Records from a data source
--- start ---
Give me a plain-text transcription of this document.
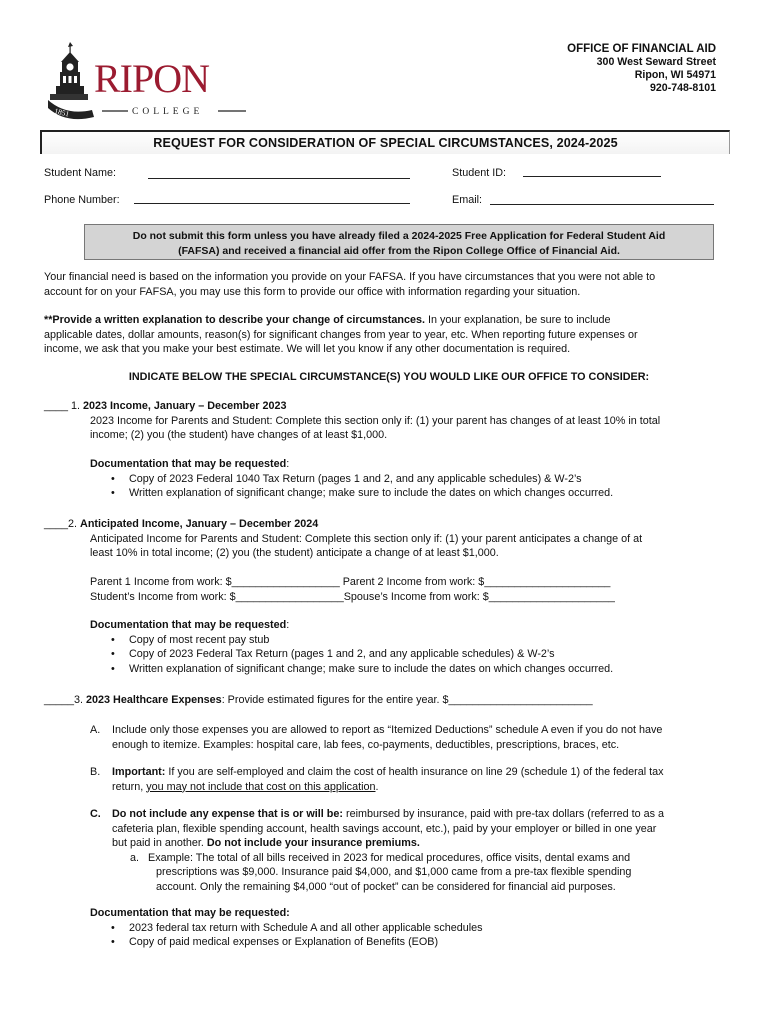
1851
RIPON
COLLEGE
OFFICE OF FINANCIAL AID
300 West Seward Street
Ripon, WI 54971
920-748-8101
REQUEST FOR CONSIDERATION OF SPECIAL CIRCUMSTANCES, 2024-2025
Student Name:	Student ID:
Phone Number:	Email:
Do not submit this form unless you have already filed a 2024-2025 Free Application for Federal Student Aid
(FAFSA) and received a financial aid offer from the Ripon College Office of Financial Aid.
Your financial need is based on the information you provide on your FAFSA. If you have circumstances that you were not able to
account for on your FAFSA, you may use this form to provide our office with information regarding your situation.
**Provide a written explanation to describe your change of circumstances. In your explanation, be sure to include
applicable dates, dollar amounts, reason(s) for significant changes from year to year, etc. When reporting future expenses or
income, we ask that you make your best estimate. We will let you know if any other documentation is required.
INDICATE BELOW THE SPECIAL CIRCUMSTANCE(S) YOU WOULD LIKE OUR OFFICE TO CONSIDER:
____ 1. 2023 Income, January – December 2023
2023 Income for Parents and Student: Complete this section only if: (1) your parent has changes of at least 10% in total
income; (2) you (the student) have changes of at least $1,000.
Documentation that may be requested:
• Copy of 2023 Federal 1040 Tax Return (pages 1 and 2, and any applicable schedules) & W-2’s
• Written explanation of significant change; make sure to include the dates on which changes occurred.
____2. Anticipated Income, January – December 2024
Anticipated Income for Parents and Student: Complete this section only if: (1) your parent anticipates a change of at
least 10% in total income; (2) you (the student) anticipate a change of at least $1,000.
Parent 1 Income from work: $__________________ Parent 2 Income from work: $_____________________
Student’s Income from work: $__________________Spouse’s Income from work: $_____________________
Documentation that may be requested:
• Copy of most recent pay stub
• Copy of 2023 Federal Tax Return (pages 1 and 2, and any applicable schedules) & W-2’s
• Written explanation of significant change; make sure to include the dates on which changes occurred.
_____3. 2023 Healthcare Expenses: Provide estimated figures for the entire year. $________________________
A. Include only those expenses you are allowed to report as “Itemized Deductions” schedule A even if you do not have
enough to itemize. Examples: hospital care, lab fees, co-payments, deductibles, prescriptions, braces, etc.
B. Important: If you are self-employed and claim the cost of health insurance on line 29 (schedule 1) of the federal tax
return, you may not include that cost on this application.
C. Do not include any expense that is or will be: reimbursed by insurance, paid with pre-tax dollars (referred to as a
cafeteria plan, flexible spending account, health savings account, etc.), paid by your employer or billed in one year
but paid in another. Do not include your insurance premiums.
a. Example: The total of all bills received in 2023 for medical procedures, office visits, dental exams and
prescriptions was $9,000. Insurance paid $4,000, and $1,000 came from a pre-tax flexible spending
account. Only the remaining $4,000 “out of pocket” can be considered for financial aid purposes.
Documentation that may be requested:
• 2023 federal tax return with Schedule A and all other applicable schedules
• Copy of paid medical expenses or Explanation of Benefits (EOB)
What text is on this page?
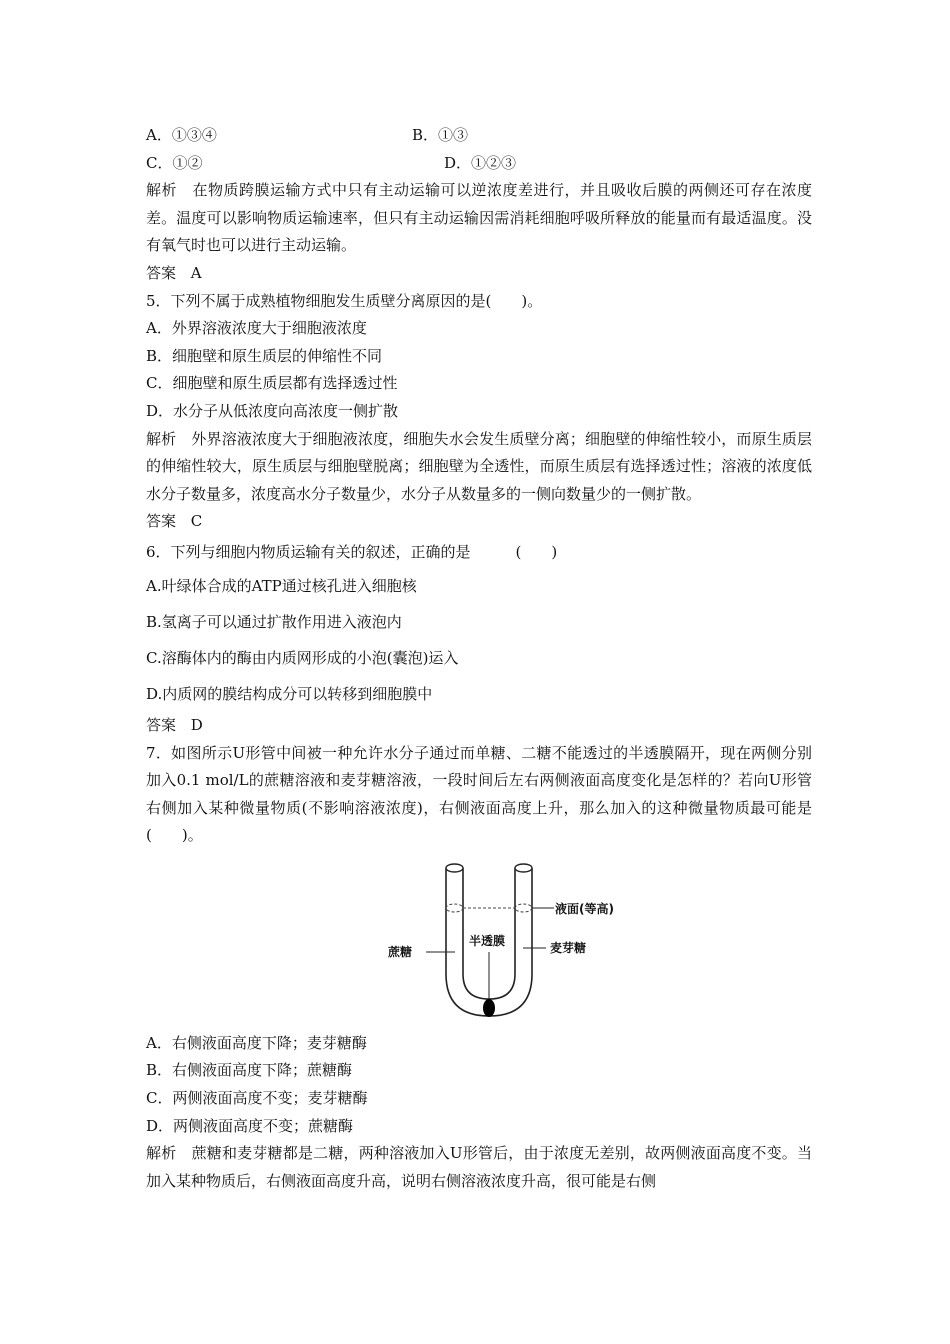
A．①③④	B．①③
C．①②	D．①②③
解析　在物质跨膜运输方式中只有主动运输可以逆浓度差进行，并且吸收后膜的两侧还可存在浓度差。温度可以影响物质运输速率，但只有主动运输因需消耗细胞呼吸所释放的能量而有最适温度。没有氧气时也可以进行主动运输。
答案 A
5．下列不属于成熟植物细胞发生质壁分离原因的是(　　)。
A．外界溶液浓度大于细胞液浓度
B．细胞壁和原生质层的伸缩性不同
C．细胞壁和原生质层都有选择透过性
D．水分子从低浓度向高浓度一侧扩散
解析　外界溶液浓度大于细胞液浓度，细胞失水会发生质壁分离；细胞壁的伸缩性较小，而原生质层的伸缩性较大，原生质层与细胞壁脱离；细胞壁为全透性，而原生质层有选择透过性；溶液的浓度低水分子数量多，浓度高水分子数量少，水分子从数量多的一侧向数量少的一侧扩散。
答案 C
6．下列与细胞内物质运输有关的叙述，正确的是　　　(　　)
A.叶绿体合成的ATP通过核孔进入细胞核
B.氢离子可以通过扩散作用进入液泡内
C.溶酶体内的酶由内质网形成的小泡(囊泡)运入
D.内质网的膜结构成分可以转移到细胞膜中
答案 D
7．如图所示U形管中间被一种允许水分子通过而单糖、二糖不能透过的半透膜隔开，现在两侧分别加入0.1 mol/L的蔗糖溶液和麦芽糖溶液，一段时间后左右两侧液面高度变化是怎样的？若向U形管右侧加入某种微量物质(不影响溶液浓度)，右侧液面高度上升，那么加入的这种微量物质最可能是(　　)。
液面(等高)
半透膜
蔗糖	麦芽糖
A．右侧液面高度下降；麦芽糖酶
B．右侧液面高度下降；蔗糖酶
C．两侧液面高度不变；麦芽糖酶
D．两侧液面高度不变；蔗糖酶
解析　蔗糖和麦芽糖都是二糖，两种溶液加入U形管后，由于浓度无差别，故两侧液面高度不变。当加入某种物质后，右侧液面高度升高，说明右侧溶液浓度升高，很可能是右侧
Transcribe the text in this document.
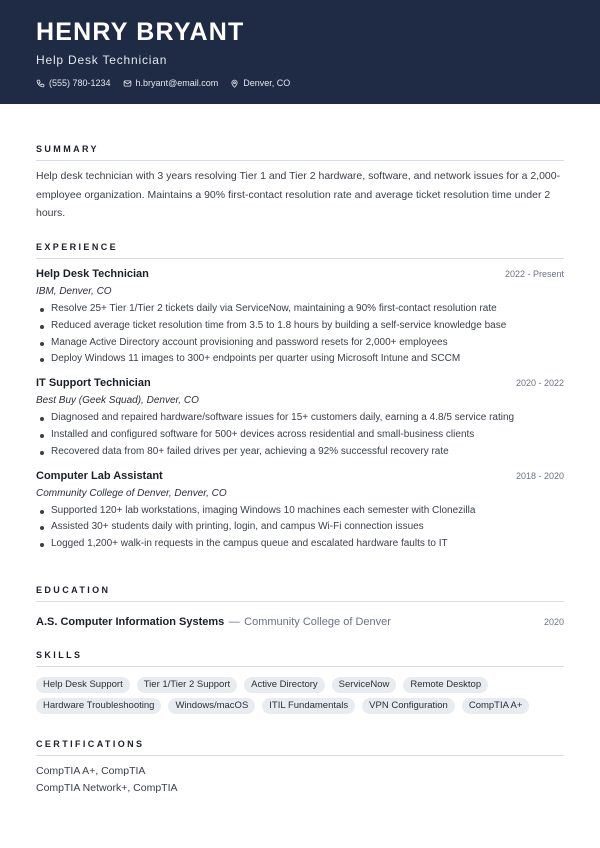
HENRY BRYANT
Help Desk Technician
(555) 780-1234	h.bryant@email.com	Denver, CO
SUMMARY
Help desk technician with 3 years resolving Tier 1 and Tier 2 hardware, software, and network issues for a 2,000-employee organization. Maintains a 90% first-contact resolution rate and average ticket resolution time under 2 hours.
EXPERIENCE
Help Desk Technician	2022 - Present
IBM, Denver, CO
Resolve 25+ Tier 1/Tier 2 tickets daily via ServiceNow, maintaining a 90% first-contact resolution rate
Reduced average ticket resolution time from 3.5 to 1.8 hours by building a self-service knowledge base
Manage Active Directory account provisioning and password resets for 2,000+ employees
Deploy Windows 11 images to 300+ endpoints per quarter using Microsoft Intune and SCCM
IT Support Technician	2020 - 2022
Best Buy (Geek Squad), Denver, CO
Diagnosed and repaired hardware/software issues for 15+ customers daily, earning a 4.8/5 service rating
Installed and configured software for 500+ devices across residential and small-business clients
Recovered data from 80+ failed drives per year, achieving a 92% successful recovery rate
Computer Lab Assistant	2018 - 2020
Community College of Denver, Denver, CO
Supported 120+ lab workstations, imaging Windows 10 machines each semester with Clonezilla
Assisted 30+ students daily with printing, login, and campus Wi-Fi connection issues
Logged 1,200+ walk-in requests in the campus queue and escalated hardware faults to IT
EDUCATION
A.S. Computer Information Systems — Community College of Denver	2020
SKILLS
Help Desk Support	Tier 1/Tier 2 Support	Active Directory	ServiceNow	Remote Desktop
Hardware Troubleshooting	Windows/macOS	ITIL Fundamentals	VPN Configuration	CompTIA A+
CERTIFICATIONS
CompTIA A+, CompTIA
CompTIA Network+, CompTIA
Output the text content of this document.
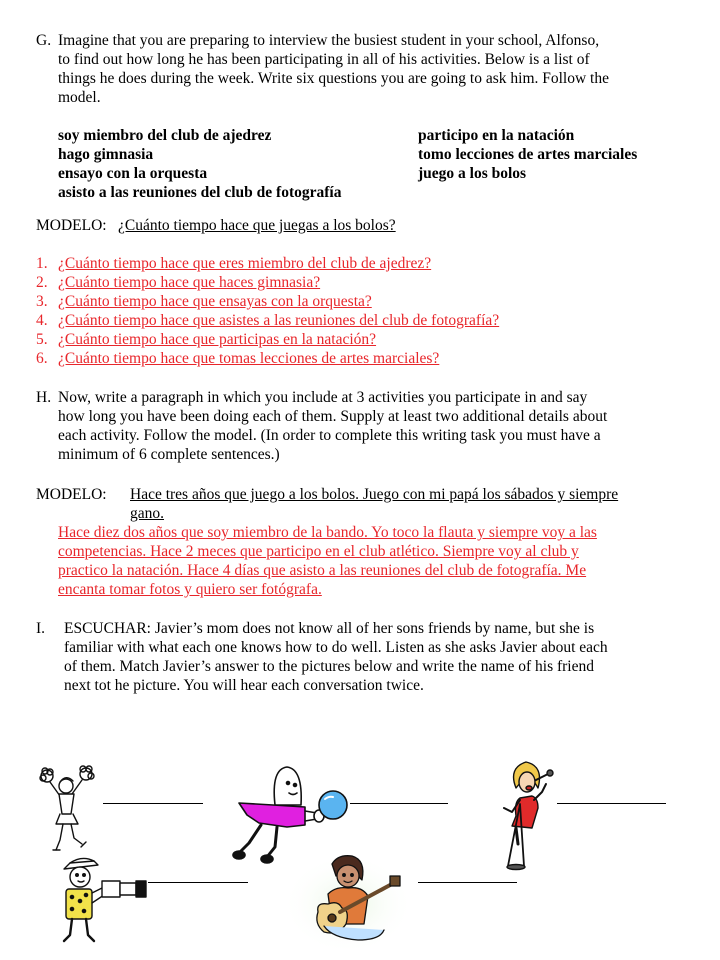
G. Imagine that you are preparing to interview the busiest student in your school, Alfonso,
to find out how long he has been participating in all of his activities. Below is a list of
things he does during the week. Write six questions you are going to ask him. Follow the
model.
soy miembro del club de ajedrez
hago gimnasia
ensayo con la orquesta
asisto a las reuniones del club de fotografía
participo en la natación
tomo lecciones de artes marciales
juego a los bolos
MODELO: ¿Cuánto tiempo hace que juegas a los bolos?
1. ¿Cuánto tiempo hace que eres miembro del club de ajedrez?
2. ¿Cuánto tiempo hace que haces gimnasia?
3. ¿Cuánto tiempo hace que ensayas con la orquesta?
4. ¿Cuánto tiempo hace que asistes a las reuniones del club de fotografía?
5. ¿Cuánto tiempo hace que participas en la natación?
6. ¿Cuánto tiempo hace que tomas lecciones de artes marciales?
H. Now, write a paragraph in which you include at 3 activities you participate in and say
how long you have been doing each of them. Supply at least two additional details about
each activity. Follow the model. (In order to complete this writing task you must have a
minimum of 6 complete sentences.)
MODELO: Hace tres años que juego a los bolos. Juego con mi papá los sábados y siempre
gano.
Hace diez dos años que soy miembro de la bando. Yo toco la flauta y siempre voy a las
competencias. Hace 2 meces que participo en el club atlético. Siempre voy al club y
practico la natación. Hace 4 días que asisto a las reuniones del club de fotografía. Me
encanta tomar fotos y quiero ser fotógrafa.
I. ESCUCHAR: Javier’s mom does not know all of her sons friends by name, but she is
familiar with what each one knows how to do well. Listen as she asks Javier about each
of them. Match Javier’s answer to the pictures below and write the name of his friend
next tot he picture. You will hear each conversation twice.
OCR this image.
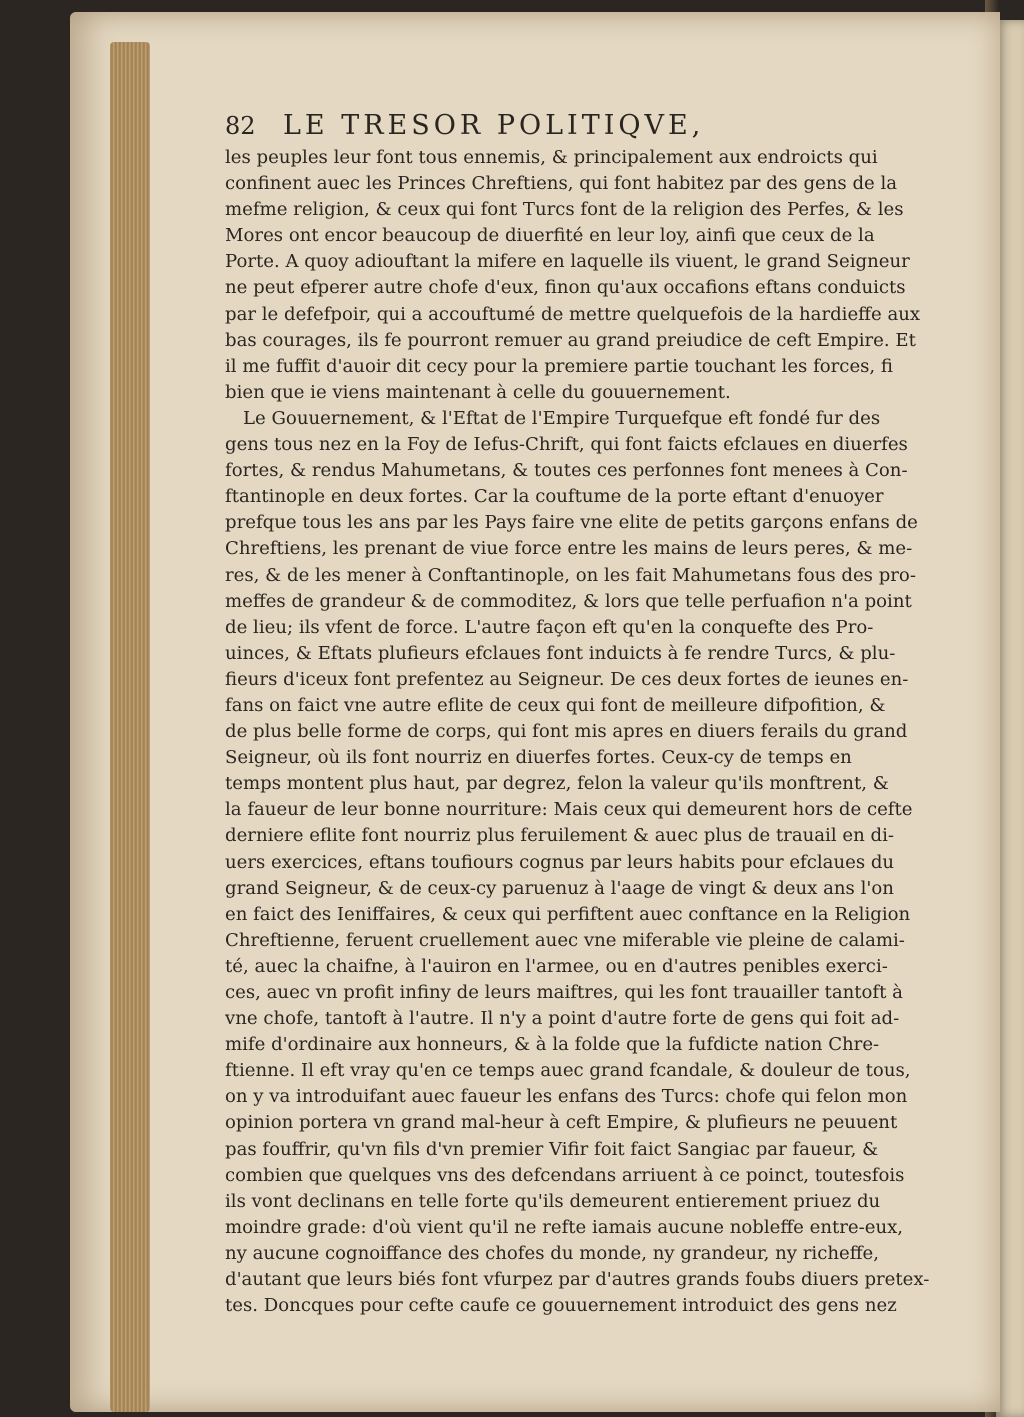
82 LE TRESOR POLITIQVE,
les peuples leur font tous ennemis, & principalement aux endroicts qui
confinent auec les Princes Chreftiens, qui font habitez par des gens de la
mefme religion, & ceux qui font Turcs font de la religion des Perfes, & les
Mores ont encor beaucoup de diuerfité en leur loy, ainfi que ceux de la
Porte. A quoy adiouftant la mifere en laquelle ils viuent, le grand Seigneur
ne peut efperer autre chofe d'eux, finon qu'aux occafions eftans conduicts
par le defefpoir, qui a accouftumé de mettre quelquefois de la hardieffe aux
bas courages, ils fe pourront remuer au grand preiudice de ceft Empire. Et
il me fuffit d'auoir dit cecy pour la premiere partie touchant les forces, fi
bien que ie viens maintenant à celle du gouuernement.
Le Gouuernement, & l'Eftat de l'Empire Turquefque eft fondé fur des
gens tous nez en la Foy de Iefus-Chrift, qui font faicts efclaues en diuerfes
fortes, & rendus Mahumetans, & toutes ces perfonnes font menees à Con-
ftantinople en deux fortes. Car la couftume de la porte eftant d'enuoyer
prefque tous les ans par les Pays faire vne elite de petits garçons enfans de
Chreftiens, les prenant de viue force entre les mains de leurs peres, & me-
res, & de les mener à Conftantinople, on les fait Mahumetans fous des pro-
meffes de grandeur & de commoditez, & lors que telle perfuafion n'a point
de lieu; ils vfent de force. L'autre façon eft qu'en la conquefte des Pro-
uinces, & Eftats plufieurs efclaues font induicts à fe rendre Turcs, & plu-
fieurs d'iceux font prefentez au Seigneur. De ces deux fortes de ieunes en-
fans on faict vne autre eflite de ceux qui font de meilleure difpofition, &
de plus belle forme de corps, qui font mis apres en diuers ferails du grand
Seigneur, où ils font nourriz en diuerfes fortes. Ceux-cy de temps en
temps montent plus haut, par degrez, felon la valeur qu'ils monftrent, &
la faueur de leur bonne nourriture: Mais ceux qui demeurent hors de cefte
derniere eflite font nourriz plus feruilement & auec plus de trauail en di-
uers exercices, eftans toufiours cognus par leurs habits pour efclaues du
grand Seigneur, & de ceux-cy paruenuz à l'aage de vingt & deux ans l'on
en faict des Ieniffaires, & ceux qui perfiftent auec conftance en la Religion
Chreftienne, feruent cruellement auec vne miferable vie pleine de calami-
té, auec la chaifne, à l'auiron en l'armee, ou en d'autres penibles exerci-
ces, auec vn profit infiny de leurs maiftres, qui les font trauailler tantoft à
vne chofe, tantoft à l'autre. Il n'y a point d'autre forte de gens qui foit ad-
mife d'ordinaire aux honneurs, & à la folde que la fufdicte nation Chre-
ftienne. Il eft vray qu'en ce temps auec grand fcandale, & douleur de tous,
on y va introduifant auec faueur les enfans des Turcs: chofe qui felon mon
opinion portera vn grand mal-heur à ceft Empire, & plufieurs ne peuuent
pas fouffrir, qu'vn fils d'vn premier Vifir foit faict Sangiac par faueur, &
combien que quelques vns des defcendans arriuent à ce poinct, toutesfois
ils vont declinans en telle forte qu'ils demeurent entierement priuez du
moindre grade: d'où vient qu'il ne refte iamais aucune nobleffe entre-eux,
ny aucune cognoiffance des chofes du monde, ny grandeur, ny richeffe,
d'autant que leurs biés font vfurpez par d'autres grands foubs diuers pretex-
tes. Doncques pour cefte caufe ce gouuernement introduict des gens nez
--- end ---
Task instructions — From the listing above, copy every line that holds the string "ServiceNow".

Result below —
Resolve 25+ Tier 1/Tier 2 tickets daily via ServiceNow, maintaining a 90% first-contact resolution rate
Help Desk Support	Tier 1/Tier 2 Support	Active Directory	ServiceNow	Remote Desktop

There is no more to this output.